• [PROBLEM TO WORK ON]: The entries below need to be written out exactly, with no pictures included.

— start DATA ENTRIES —

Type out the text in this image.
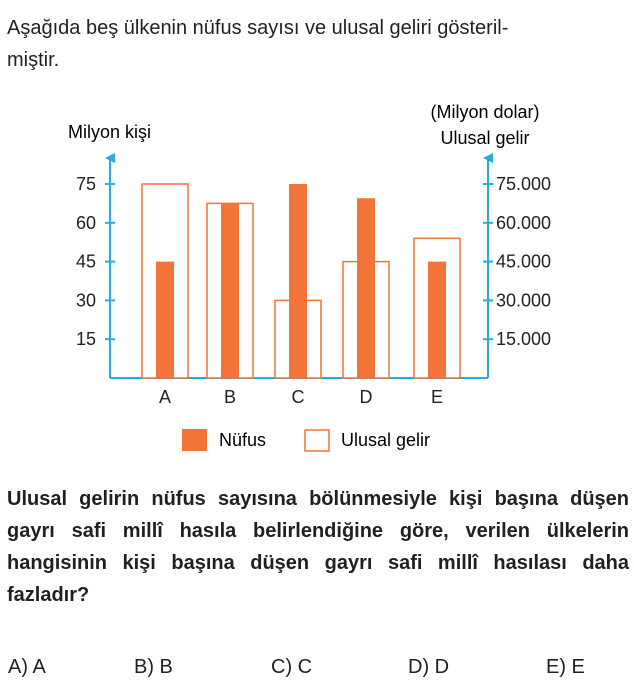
Aşağıda beş ülkenin nüfus sayısı ve ulusal geliri gösteril-
miştir.

Milyon kişi
(Milyon dolar)
Ulusal gelir
A	B	C	D	E
15
30
45
60
75
15.000
30.000
45.000
60.000
75.000
Nüfus	Ulusal gelir

Ulusal gelirin nüfus sayısına bölünmesiyle kişi başına düşen gayrı safi millî hasıla belirlendiğine göre, verilen ülkelerin hangisinin kişi başına düşen gayrı safi millî hasılası daha fazladır?

A) A	B) B	C) C	D) D	E) E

— end DATA ENTRIES —

• [TASK RESPONSE]:
Type out the text in this image.
Aşağıda beş ülkenin nüfus sayısı ve ulusal geliri gösteril-
miştir.

Milyon kişi
(Milyon dolar)
Ulusal gelir
A	B	C	D	E
15
30
45
60
75
15.000
30.000
45.000
60.000
75.000
Nüfus	Ulusal gelir

Ulusal gelirin nüfus sayısına bölünmesiyle kişi başına düşen gayrı safi millî hasıla belirlendiğine göre, verilen ülkelerin hangisinin kişi başına düşen gayrı safi millî hasılası daha fazladır?

A) A	B) B	C) C	D) D	E) E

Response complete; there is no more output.